▶ _WORK TO DO_
Figure out how many lines of the material below contain the word "cloudy". Answer with the number only.

-- START OF PROVIDED MATERIAL --

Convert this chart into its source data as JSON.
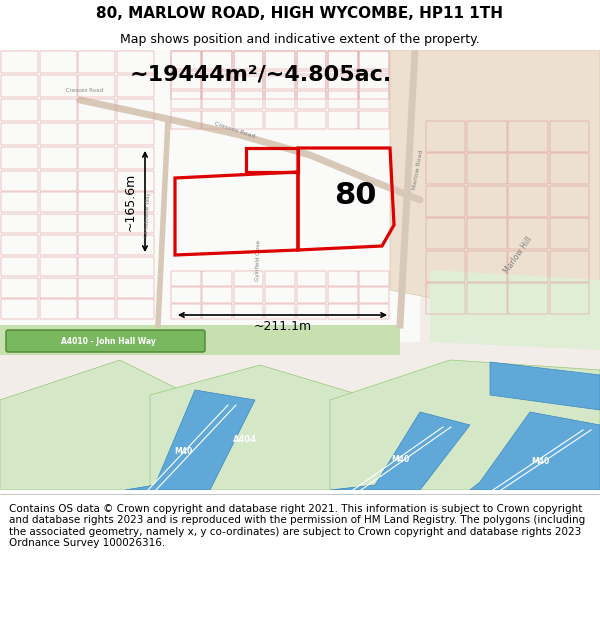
{
  "title_line1": "80, MARLOW ROAD, HIGH WYCOMBE, HP11 1TH",
  "title_line2": "Map shows position and indicative extent of the property.",
  "area_label": "~19444m²/~4.805ac.",
  "label_80": "80",
  "dim_vertical": "~165.6m",
  "dim_horizontal": "~211.1m",
  "footer_text": "Contains OS data © Crown copyright and database right 2021. This information is subject to Crown copyright and database rights 2023 and is reproduced with the permission of HM Land Registry. The polygons (including the associated geometry, namely x, y co-ordinates) are subject to Crown copyright and database rights 2023 Ordnance Survey 100026316.",
  "bg_color": "#f2ede8",
  "residential_color": "#fafaf8",
  "green_color": "#d4e8c8",
  "blue_color": "#60a8d8",
  "red_poly_color": "#dd0000",
  "road_green_bg": "#7ab860",
  "dim_fontsize": 9,
  "area_fontsize": 16,
  "label_fontsize": 22,
  "title_fontsize": 11,
  "subtitle_fontsize": 9,
  "footer_fontsize": 7.5
}
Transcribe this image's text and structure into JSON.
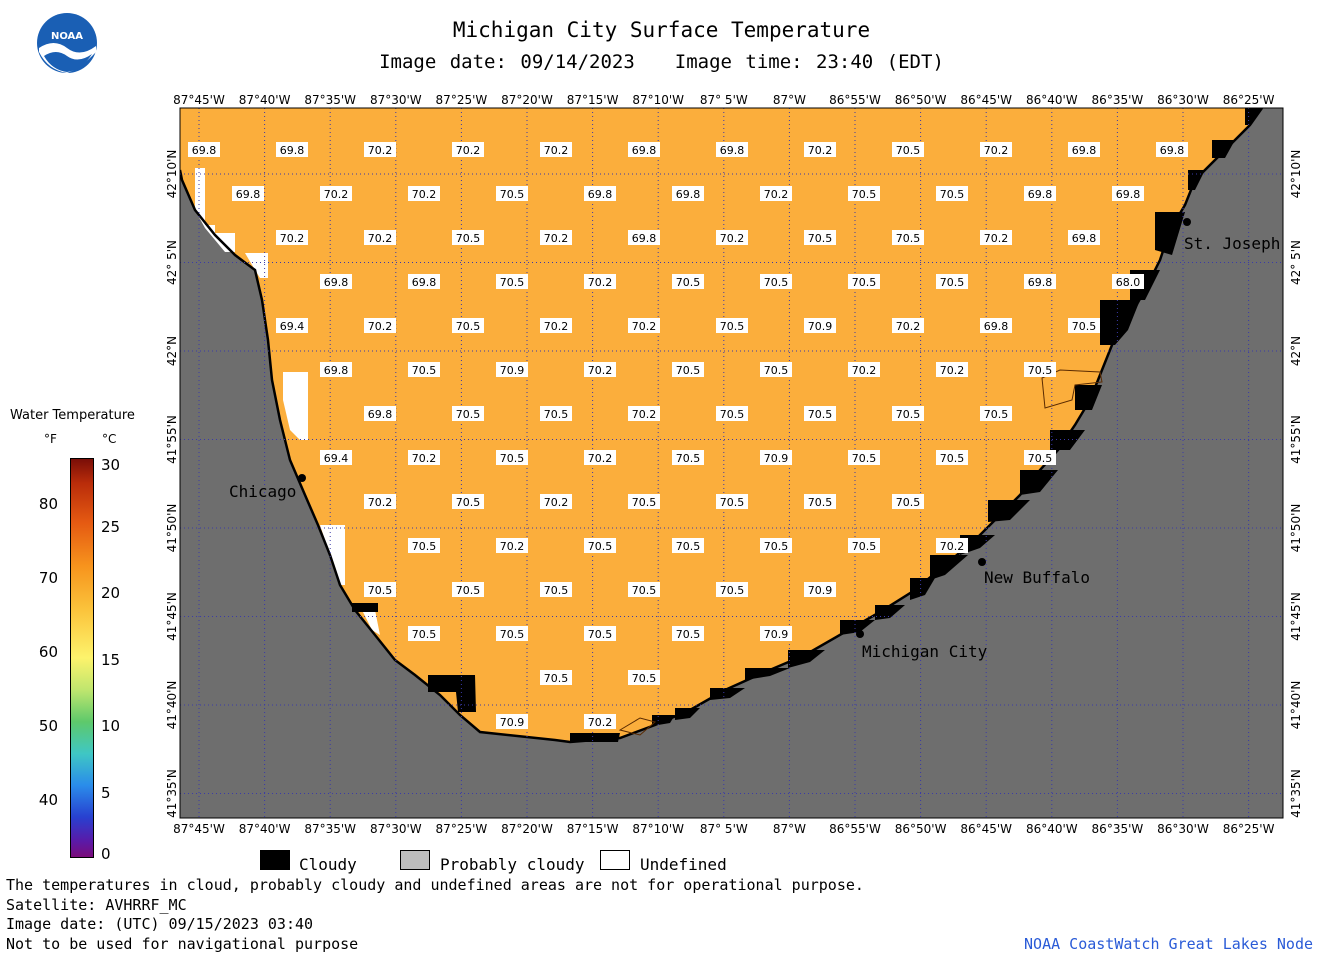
{
  "header": {
    "title": "Michigan City Surface Temperature",
    "image_date": "Image date: 09/14/2023",
    "image_time": "Image time: 23:40 (EDT)"
  },
  "logo": {
    "text": "NOAA"
  },
  "map": {
    "lon_labels": [
      "87°45'W",
      "87°40'W",
      "87°35'W",
      "87°30'W",
      "87°25'W",
      "87°20'W",
      "87°15'W",
      "87°10'W",
      "87° 5'W",
      "87°W",
      "86°55'W",
      "86°50'W",
      "86°45'W",
      "86°40'W",
      "86°35'W",
      "86°30'W",
      "86°25'W"
    ],
    "lat_labels": [
      "42°10'N",
      "42° 5'N",
      "42°N",
      "41°55'N",
      "41°50'N",
      "41°45'N",
      "41°40'N",
      "41°35'N"
    ],
    "cities": [
      "Chicago",
      "St. Joseph",
      "New Buffalo",
      "Michigan City"
    ],
    "colors": {
      "water": "#fbae3c",
      "land": "#6e6e6e",
      "cloud": "#000000",
      "undefined": "#ffffff",
      "grid": "#3a3aa8"
    },
    "temperature_rows": [
      [
        "69.8",
        "69.8",
        "70.2",
        "70.2",
        "70.2",
        "69.8",
        "69.8",
        "70.2",
        "70.5",
        "70.2",
        "69.8",
        "69.8"
      ],
      [
        "69.8",
        "70.2",
        "70.2",
        "70.5",
        "69.8",
        "69.8",
        "70.2",
        "70.5",
        "70.5",
        "69.8",
        "69.8"
      ],
      [
        "70.2",
        "70.2",
        "70.5",
        "70.2",
        "69.8",
        "70.2",
        "70.5",
        "70.5",
        "70.2",
        "69.8"
      ],
      [
        "69.8",
        "69.8",
        "70.5",
        "70.2",
        "70.5",
        "70.5",
        "70.5",
        "70.5",
        "69.8",
        "68.0"
      ],
      [
        "69.4",
        "70.2",
        "70.5",
        "70.2",
        "70.2",
        "70.5",
        "70.9",
        "70.2",
        "69.8",
        "70.5"
      ],
      [
        "69.8",
        "70.5",
        "70.9",
        "70.2",
        "70.5",
        "70.5",
        "70.2",
        "70.2",
        "70.5"
      ],
      [
        "69.8",
        "70.5",
        "70.5",
        "70.2",
        "70.5",
        "70.5",
        "70.5",
        "70.5"
      ],
      [
        "69.4",
        "70.2",
        "70.5",
        "70.2",
        "70.5",
        "70.9",
        "70.5",
        "70.5",
        "70.5"
      ],
      [
        "70.2",
        "70.5",
        "70.2",
        "70.5",
        "70.5",
        "70.5",
        "70.5"
      ],
      [
        "70.5",
        "70.2",
        "70.5",
        "70.5",
        "70.5",
        "70.5",
        "70.2"
      ],
      [
        "70.5",
        "70.5",
        "70.5",
        "70.5",
        "70.5",
        "70.9"
      ],
      [
        "70.5",
        "70.5",
        "70.5",
        "70.5",
        "70.9"
      ],
      [
        "70.5",
        "70.5"
      ],
      [
        "70.9",
        "70.2"
      ]
    ]
  },
  "legend": {
    "title": "Water Temperature",
    "unit_f": "°F",
    "unit_c": "°C",
    "f_ticks": [
      "80",
      "70",
      "60",
      "50",
      "40"
    ],
    "c_ticks": [
      "30",
      "25",
      "20",
      "15",
      "10",
      "5",
      "0"
    ],
    "cloudy": "Cloudy",
    "probably_cloudy": "Probably cloudy",
    "undefined": "Undefined"
  },
  "footer": {
    "note": "The temperatures in cloud, probably cloudy and undefined areas are not for operational purpose.",
    "satellite": "Satellite: AVHRRF_MC",
    "utc_date": "Image date: (UTC) 09/15/2023  03:40",
    "disclaimer": "Not to be used for navigational purpose",
    "credit": "NOAA CoastWatch Great Lakes Node"
  }
}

-- END OF PROVIDED MATERIAL --

▶ _PROBLEM SOLUTION_
3